_WHAT NEEDS TO BE DONE:_ Quote the listing below in its entirety.

Saved entries:
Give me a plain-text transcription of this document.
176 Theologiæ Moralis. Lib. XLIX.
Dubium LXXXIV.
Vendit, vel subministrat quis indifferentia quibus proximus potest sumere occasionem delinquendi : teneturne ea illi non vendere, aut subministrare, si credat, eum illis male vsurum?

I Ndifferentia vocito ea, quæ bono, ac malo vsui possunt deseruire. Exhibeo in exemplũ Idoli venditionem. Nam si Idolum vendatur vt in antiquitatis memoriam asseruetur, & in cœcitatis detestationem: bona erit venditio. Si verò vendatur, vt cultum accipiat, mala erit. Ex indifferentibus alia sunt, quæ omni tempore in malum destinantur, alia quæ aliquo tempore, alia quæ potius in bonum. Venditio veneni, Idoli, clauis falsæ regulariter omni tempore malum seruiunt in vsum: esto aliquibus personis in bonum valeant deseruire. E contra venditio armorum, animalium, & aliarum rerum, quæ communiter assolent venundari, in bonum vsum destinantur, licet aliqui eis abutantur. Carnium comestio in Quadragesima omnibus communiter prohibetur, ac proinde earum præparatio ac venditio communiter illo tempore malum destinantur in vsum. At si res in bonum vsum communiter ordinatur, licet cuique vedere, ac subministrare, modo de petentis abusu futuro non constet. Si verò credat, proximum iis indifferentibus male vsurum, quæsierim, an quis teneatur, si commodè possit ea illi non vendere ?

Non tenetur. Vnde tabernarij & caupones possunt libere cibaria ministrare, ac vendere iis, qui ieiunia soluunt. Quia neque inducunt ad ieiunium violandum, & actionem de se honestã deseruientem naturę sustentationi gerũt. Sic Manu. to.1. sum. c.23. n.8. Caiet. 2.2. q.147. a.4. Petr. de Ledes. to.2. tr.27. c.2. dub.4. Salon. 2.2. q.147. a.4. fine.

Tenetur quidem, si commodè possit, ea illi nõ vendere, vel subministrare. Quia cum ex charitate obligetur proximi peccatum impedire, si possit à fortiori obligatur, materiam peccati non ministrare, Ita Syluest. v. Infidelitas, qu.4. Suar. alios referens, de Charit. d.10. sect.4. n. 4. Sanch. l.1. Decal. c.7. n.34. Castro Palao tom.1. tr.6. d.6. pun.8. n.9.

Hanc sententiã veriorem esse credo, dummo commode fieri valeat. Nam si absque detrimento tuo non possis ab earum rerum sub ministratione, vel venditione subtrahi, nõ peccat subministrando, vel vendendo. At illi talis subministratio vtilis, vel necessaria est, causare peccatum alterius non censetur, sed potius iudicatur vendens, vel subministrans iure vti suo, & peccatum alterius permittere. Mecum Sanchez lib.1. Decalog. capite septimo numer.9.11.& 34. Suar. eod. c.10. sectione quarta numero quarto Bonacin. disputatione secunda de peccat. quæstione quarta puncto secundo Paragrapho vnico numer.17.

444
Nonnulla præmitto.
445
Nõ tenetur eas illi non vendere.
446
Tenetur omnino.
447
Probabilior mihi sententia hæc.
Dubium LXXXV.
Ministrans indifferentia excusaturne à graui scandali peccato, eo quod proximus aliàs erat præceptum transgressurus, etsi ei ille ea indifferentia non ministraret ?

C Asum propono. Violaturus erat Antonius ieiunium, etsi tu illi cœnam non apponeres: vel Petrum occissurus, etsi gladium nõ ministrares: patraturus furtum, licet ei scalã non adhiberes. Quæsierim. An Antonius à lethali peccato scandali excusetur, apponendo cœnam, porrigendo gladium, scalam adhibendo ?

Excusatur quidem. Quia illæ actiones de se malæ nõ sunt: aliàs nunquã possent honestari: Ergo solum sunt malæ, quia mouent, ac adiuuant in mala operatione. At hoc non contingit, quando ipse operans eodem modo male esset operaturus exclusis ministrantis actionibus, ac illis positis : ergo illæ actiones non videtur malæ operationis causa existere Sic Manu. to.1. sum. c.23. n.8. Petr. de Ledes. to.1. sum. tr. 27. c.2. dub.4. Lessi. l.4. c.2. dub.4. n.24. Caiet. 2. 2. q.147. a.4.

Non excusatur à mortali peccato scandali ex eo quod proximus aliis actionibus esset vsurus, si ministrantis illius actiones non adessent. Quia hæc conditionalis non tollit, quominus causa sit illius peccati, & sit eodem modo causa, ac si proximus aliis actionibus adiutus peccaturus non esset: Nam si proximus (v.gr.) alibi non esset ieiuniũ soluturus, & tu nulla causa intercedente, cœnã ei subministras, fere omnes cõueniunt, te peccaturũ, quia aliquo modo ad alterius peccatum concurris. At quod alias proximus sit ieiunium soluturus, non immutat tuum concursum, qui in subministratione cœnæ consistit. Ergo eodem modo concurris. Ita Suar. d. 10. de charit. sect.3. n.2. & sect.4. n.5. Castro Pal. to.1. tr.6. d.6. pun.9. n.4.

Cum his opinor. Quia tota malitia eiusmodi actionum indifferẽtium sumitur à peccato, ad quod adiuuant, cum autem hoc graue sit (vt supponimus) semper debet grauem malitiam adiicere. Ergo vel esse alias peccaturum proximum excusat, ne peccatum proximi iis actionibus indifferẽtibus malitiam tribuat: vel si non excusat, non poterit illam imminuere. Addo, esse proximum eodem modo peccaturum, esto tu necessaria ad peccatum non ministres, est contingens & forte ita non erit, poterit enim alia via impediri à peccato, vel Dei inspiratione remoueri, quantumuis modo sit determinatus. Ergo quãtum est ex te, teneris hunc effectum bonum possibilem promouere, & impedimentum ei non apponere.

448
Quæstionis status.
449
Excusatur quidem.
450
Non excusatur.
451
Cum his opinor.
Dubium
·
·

_OUTPUT FOR THIS EXERCISE:_
Give me a plain-text transcription of this document.
176 Theologiæ Moralis. Lib. XLIX.
Dubium LXXXIV.
Vendit, vel subministrat quis indifferentia quibus proximus potest sumere occasionem delinquendi : teneturne ea illi non vendere, aut subministrare, si credat, eum illis male vsurum?

I Ndifferentia vocito ea, quæ bono, ac malo vsui possunt deseruire. Exhibeo in exemplũ Idoli venditionem. Nam si Idolum vendatur vt in antiquitatis memoriam asseruetur, & in cœcitatis detestationem: bona erit venditio. Si verò vendatur, vt cultum accipiat, mala erit. Ex indifferentibus alia sunt, quæ omni tempore in malum destinantur, alia quæ aliquo tempore, alia quæ potius in bonum. Venditio veneni, Idoli, clauis falsæ regulariter omni tempore malum seruiunt in vsum: esto aliquibus personis in bonum valeant deseruire. E contra venditio armorum, animalium, & aliarum rerum, quæ communiter assolent venundari, in bonum vsum destinantur, licet aliqui eis abutantur. Carnium comestio in Quadragesima omnibus communiter prohibetur, ac proinde earum præparatio ac venditio communiter illo tempore malum destinantur in vsum. At si res in bonum vsum communiter ordinatur, licet cuique vedere, ac subministrare, modo de petentis abusu futuro non constet. Si verò credat, proximum iis indifferentibus male vsurum, quæsierim, an quis teneatur, si commodè possit ea illi non vendere ?

Non tenetur. Vnde tabernarij & caupones possunt libere cibaria ministrare, ac vendere iis, qui ieiunia soluunt. Quia neque inducunt ad ieiunium violandum, & actionem de se honestã deseruientem naturę sustentationi gerũt. Sic Manu. to.1. sum. c.23. n.8. Caiet. 2.2. q.147. a.4. Petr. de Ledes. to.2. tr.27. c.2. dub.4. Salon. 2.2. q.147. a.4. fine.

Tenetur quidem, si commodè possit, ea illi nõ vendere, vel subministrare. Quia cum ex charitate obligetur proximi peccatum impedire, si possit à fortiori obligatur, materiam peccati non ministrare, Ita Syluest. v. Infidelitas, qu.4. Suar. alios referens, de Charit. d.10. sect.4. n. 4. Sanch. l.1. Decal. c.7. n.34. Castro Palao tom.1. tr.6. d.6. pun.8. n.9.

Hanc sententiã veriorem esse credo, dummo commode fieri valeat. Nam si absque detrimento tuo non possis ab earum rerum sub ministratione, vel venditione subtrahi, nõ peccat subministrando, vel vendendo. At illi talis subministratio vtilis, vel necessaria est, causare peccatum alterius non censetur, sed potius iudicatur vendens, vel subministrans iure vti suo, & peccatum alterius permittere. Mecum Sanchez lib.1. Decalog. capite septimo numer.9.11.& 34. Suar. eod. c.10. sectione quarta numero quarto Bonacin. disputatione secunda de peccat. quæstione quarta puncto secundo Paragrapho vnico numer.17.

444
Nonnulla præmitto.
445
Nõ tenetur eas illi non vendere.
446
Tenetur omnino.
447
Probabilior mihi sententia hæc.
Dubium LXXXV.
Ministrans indifferentia excusaturne à graui scandali peccato, eo quod proximus aliàs erat præceptum transgressurus, etsi ei ille ea indifferentia non ministraret ?

C Asum propono. Violaturus erat Antonius ieiunium, etsi tu illi cœnam non apponeres: vel Petrum occissurus, etsi gladium nõ ministrares: patraturus furtum, licet ei scalã non adhiberes. Quæsierim. An Antonius à lethali peccato scandali excusetur, apponendo cœnam, porrigendo gladium, scalam adhibendo ?

Excusatur quidem. Quia illæ actiones de se malæ nõ sunt: aliàs nunquã possent honestari: Ergo solum sunt malæ, quia mouent, ac adiuuant in mala operatione. At hoc non contingit, quando ipse operans eodem modo male esset operaturus exclusis ministrantis actionibus, ac illis positis : ergo illæ actiones non videtur malæ operationis causa existere Sic Manu. to.1. sum. c.23. n.8. Petr. de Ledes. to.1. sum. tr. 27. c.2. dub.4. Lessi. l.4. c.2. dub.4. n.24. Caiet. 2. 2. q.147. a.4.

Non excusatur à mortali peccato scandali ex eo quod proximus aliis actionibus esset vsurus, si ministrantis illius actiones non adessent. Quia hæc conditionalis non tollit, quominus causa sit illius peccati, & sit eodem modo causa, ac si proximus aliis actionibus adiutus peccaturus non esset: Nam si proximus (v.gr.) alibi non esset ieiuniũ soluturus, & tu nulla causa intercedente, cœnã ei subministras, fere omnes cõueniunt, te peccaturũ, quia aliquo modo ad alterius peccatum concurris. At quod alias proximus sit ieiunium soluturus, non immutat tuum concursum, qui in subministratione cœnæ consistit. Ergo eodem modo concurris. Ita Suar. d. 10. de charit. sect.3. n.2. & sect.4. n.5. Castro Pal. to.1. tr.6. d.6. pun.9. n.4.

Cum his opinor. Quia tota malitia eiusmodi actionum indifferẽtium sumitur à peccato, ad quod adiuuant, cum autem hoc graue sit (vt supponimus) semper debet grauem malitiam adiicere. Ergo vel esse alias peccaturum proximum excusat, ne peccatum proximi iis actionibus indifferẽtibus malitiam tribuat: vel si non excusat, non poterit illam imminuere. Addo, esse proximum eodem modo peccaturum, esto tu necessaria ad peccatum non ministres, est contingens & forte ita non erit, poterit enim alia via impediri à peccato, vel Dei inspiratione remoueri, quantumuis modo sit determinatus. Ergo quãtum est ex te, teneris hunc effectum bonum possibilem promouere, & impedimentum ei non apponere.

448
Quæstionis status.
449
Excusatur quidem.
450
Non excusatur.
451
Cum his opinor.
Dubium
·
·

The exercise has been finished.